▶ [Do this]
Write the data below out exactly as it stands. Do not include the pictures.

────────────────

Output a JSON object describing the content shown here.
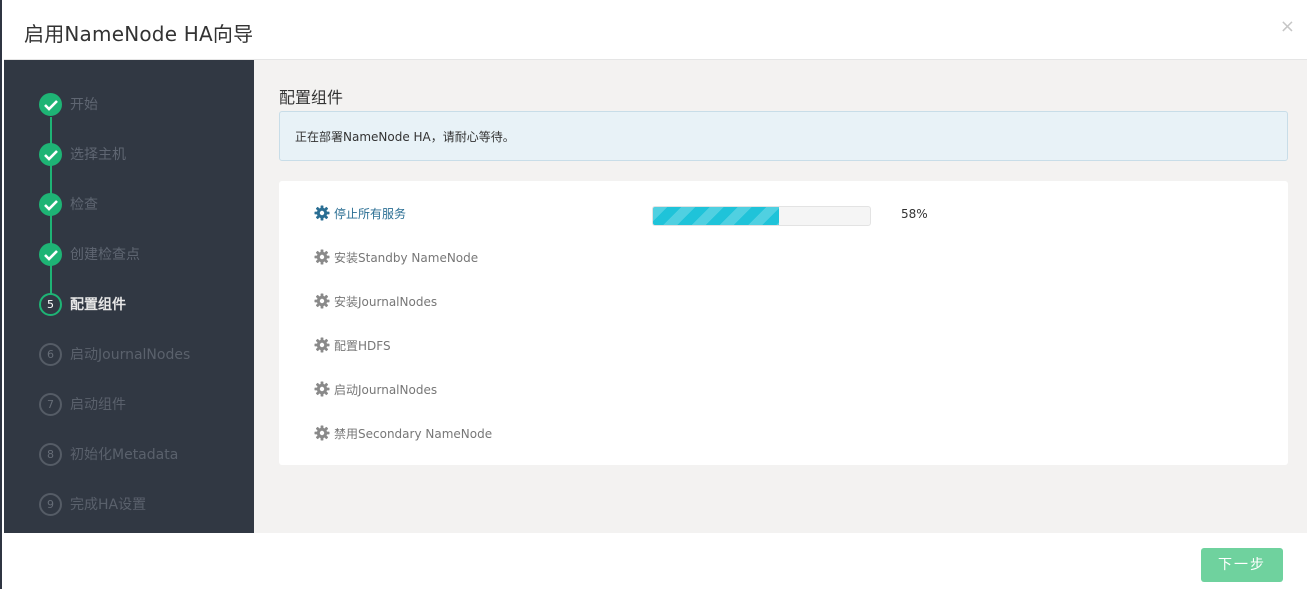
{
  "dialog": {
    "title": "启用NameNode HA向导",
    "close_label": "×"
  },
  "steps": [
    {
      "number": "1",
      "label": "开始",
      "state": "done"
    },
    {
      "number": "2",
      "label": "选择主机",
      "state": "done"
    },
    {
      "number": "3",
      "label": "检查",
      "state": "done"
    },
    {
      "number": "4",
      "label": "创建检查点",
      "state": "done"
    },
    {
      "number": "5",
      "label": "配置组件",
      "state": "current"
    },
    {
      "number": "6",
      "label": "启动JournalNodes",
      "state": "future"
    },
    {
      "number": "7",
      "label": "启动组件",
      "state": "future"
    },
    {
      "number": "8",
      "label": "初始化Metadata",
      "state": "future"
    },
    {
      "number": "9",
      "label": "完成HA设置",
      "state": "future"
    }
  ],
  "main": {
    "section_title": "配置组件",
    "alert_text": "正在部署NameNode HA，请耐心等待。",
    "tasks": [
      {
        "label": "停止所有服务",
        "status": "in-progress"
      },
      {
        "label": "安装Standby NameNode",
        "status": "pending"
      },
      {
        "label": "安装JournalNodes",
        "status": "pending"
      },
      {
        "label": "配置HDFS",
        "status": "pending"
      },
      {
        "label": "启动JournalNodes",
        "status": "pending"
      },
      {
        "label": "禁用Secondary NameNode",
        "status": "pending"
      }
    ],
    "progress_value": 58,
    "progress_text": "58%"
  },
  "footer": {
    "next_label": "下一步"
  },
  "colors": {
    "sidebar_bg": "#313843",
    "success": "#1eb475",
    "progress": "#1fc3d9",
    "active_task": "#2a6e93",
    "next_button": "#6fd29e"
  },
  "icons": {
    "done_step": "check-icon",
    "task": "gear-icon",
    "close": "close-icon"
  }
}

────────────────

▶ [Written answer]
Output a JSON object describing the content shown here.
{
  "dialog": {
    "title": "启用NameNode HA向导",
    "close_label": "×"
  },
  "steps": [
    {
      "number": "1",
      "label": "开始",
      "state": "done"
    },
    {
      "number": "2",
      "label": "选择主机",
      "state": "done"
    },
    {
      "number": "3",
      "label": "检查",
      "state": "done"
    },
    {
      "number": "4",
      "label": "创建检查点",
      "state": "done"
    },
    {
      "number": "5",
      "label": "配置组件",
      "state": "current"
    },
    {
      "number": "6",
      "label": "启动JournalNodes",
      "state": "future"
    },
    {
      "number": "7",
      "label": "启动组件",
      "state": "future"
    },
    {
      "number": "8",
      "label": "初始化Metadata",
      "state": "future"
    },
    {
      "number": "9",
      "label": "完成HA设置",
      "state": "future"
    }
  ],
  "main": {
    "section_title": "配置组件",
    "alert_text": "正在部署NameNode HA，请耐心等待。",
    "tasks": [
      {
        "label": "停止所有服务",
        "status": "in-progress"
      },
      {
        "label": "安装Standby NameNode",
        "status": "pending"
      },
      {
        "label": "安装JournalNodes",
        "status": "pending"
      },
      {
        "label": "配置HDFS",
        "status": "pending"
      },
      {
        "label": "启动JournalNodes",
        "status": "pending"
      },
      {
        "label": "禁用Secondary NameNode",
        "status": "pending"
      }
    ],
    "progress_value": 58,
    "progress_text": "58%"
  },
  "footer": {
    "next_label": "下一步"
  },
  "colors": {
    "sidebar_bg": "#313843",
    "success": "#1eb475",
    "progress": "#1fc3d9",
    "active_task": "#2a6e93",
    "next_button": "#6fd29e"
  },
  "icons": {
    "done_step": "check-icon",
    "task": "gear-icon",
    "close": "close-icon"
  }
}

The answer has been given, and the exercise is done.